---------- Trecho do texto

Museu Histórico e Cultural de Jundiaí, Museu do Vinho de Jundiaí, Museu da Companhia Paulista, entre outros. Dicas sobre melhores museus em Jundiaí - SP.
Museu Histórico e Cultural de Jundiaí
O Museu Histórico e Cultural de Jundiaí é um museu público na cidade de Jundiaí, inaugurado em 28 de março de 1965. Ao longo dos anos, ocupou diversos endereços, como o Parque Comendador Antônio Carbonari, a Praça dos Andradas e a rua Rangel Pestana. Desde 1982, localiza-se no Solar do Barão de Jundiaí, um edifício construído em 1862, tombado pelo CONDEPHAAT em 1970 e antiga residência do Barão de Jundiaí, Antônio de Queirós Teles. Além de suas exposições, o museu conta com um jardim e um auditório com capacidade para 80 pessoas, onde a instituição realiza audições, palestras, reuniões e projeções de filmes e documentários.

--------------------
---------- Dados fornecidos

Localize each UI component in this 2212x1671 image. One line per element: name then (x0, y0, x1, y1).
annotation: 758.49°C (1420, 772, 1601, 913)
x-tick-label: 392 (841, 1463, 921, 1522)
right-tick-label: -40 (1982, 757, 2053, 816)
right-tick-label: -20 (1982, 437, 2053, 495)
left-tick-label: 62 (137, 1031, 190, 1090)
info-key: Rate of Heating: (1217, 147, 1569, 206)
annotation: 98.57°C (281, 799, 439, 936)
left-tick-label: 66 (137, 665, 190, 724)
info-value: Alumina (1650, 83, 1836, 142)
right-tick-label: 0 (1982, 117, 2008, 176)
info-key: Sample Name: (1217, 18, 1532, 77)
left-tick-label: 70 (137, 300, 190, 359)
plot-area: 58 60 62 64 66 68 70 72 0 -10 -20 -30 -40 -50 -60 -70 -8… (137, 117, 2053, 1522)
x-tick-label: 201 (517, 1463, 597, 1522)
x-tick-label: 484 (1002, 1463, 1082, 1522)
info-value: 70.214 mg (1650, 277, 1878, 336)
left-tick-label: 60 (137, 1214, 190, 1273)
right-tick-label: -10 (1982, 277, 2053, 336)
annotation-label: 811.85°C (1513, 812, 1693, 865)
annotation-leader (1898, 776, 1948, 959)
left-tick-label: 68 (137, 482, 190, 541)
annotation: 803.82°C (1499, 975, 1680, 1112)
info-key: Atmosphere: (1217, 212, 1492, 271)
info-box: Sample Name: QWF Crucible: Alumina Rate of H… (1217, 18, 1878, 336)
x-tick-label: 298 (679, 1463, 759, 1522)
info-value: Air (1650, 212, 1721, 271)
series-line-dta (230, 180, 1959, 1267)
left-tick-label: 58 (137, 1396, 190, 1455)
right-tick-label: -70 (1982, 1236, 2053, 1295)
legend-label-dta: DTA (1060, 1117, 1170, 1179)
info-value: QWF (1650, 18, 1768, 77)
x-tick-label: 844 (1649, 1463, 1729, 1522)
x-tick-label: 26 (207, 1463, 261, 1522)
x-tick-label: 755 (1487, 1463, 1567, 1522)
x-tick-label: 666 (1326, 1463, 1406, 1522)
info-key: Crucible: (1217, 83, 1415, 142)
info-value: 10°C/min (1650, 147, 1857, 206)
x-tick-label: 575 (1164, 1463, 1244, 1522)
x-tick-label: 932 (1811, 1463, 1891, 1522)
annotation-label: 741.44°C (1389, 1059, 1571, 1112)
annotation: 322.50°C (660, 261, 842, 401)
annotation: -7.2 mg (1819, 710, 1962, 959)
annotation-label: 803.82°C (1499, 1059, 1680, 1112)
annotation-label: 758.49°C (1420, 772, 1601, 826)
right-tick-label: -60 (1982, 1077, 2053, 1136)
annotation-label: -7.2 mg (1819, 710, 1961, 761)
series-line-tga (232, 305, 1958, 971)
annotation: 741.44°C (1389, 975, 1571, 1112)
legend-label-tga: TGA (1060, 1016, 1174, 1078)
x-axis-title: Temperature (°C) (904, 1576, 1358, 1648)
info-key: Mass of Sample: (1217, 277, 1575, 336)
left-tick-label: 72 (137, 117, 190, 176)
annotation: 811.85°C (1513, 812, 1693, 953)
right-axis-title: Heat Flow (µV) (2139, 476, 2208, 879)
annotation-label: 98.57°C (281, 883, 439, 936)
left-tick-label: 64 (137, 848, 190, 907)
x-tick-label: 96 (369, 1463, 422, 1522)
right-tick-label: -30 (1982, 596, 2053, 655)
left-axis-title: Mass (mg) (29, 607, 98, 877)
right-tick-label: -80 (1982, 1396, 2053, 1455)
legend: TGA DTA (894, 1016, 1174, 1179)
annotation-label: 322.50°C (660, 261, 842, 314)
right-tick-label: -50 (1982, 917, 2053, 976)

--------------------

■ Tarefa 1
Com base no texto sobre os museus de Jundiaí, explique em até três frases para que o Museu Histórico e Cultural de Jundiaí usa o seu auditório.
■ Tarefa 2
Por favor, prossiga o texto sobre os museus de Jundiaí a partir do ponto em que ele termina.

■ Resposta 1
O auditório, com capacidade para 80 pessoas, é o espaço onde o museu realiza audições, palestras e reuniões. Ali também são feitas projeções de filmes e documentários.

■ Resposta 2
O Museu da Companhia Paulista, anteriormente chamado Museu Ferroviário Barão de Mauá, foi inaugurado em 9 de março de 1979 e está localizado em Jundiaí, São Paulo. Possui em seu acervo réplicas de locomotivas a vapor, da sala do chefe de estação e até da sala de espera para senhoras. Sua primeira denominação foi uma homenagem ao pioneiro do transporte ferroviário no Brasil, Irineu Evangelista de Souza (Barão de Mauá).
No entanto, após seu restauro, foi aberto com novas bases museológicas, denominando-se Museu da Companhia Paulista de Estradas de Ferro. Instalado em um centenário edifício de tijolos aparentes com dois andares e cerca de 1.500 m² que, por si só, já é uma obra de grande interesse histórico por lembrar as típicas construções ferroviárias, o museu desenvolve um trabalho de resgate da memória ferroviária, com enfoque no desenvolvimento da economia e progresso da lavoura cafeeira no estado de São Paulo.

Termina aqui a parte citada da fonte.